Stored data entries
__________

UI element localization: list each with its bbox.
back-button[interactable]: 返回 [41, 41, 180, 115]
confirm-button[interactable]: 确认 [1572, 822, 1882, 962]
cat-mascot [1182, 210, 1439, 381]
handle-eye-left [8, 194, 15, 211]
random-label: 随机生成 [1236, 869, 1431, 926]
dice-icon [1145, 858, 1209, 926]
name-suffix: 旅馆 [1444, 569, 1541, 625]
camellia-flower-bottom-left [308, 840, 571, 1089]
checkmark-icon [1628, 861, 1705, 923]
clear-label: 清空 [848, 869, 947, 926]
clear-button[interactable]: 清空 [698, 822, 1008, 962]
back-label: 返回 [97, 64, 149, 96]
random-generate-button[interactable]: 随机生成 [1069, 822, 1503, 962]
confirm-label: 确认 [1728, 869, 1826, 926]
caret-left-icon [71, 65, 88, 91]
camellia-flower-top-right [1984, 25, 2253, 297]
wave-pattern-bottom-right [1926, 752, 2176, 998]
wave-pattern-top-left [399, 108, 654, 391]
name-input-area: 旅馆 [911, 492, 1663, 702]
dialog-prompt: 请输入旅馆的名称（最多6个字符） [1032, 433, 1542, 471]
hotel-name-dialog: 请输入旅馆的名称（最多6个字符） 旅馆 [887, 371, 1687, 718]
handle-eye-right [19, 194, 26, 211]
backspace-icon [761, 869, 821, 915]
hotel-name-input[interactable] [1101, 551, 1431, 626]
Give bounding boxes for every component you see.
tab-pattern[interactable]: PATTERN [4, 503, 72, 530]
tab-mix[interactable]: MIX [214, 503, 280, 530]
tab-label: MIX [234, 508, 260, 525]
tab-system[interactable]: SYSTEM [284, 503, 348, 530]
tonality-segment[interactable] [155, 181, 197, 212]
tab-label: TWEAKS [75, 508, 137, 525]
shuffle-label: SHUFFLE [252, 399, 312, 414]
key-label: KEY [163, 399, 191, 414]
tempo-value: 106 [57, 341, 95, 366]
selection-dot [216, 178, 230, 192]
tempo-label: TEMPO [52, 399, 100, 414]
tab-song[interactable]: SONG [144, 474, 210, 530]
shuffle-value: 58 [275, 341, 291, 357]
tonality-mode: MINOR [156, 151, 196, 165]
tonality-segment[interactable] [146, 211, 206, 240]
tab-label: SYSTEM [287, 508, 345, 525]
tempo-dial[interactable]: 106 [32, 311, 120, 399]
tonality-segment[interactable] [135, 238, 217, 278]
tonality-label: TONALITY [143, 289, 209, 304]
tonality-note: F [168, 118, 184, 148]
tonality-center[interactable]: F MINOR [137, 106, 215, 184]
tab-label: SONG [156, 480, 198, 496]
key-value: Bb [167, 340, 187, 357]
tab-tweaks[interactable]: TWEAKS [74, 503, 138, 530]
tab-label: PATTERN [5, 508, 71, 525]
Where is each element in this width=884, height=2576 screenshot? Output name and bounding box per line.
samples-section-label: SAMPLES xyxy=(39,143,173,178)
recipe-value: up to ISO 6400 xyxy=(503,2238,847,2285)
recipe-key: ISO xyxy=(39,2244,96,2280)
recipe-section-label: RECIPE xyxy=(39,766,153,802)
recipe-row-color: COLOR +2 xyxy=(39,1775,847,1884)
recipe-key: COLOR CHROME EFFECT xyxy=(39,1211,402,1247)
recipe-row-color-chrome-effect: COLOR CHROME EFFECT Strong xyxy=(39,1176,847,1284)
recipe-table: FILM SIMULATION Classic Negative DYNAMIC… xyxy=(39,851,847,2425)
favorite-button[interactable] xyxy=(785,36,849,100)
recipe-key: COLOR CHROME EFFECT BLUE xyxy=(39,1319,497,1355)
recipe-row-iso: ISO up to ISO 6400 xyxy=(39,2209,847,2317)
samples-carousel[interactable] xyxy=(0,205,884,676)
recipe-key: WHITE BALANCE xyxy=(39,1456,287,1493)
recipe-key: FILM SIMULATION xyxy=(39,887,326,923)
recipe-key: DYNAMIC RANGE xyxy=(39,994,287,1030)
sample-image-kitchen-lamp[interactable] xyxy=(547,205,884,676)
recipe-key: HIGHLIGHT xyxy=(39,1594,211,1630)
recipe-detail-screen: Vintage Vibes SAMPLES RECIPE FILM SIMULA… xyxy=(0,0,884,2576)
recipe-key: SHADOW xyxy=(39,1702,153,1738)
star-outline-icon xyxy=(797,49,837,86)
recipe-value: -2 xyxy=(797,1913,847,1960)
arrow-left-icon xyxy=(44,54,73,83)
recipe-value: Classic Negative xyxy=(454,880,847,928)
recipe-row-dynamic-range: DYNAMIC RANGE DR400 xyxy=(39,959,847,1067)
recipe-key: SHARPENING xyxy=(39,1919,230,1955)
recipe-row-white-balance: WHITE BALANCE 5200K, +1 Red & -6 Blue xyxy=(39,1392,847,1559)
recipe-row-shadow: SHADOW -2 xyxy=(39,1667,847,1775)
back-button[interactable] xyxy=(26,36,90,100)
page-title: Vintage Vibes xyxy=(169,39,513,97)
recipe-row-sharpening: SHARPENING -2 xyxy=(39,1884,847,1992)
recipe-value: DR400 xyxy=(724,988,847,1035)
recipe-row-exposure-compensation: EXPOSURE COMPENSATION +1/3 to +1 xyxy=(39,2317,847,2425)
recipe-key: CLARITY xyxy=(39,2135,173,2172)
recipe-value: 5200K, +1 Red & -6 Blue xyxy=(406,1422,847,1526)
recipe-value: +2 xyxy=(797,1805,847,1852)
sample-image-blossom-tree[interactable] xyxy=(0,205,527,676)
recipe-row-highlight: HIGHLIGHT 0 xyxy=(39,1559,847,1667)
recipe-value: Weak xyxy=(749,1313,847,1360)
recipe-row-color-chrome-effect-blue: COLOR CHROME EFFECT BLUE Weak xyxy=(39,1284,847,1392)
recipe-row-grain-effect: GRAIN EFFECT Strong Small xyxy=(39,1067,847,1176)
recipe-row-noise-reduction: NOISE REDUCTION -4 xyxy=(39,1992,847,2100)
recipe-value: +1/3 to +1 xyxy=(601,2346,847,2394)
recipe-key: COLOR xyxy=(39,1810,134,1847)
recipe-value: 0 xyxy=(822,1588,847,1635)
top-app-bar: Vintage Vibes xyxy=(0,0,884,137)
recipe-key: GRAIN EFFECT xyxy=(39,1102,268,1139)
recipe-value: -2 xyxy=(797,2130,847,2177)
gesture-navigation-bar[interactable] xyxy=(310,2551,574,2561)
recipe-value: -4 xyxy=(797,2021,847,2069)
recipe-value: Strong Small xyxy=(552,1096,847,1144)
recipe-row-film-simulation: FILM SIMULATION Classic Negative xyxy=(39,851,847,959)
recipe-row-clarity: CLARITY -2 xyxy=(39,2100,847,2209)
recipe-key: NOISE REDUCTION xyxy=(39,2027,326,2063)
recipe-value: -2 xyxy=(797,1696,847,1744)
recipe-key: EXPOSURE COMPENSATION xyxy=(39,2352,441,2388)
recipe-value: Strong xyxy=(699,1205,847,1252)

__________

GIVEN TASK:
Please list every row above that contains the string "随机生成".

EXERCISE OUTPUT:
random-label: 随机生成 [1236, 869, 1431, 926]
random-generate-button[interactable]: 随机生成 [1069, 822, 1503, 962]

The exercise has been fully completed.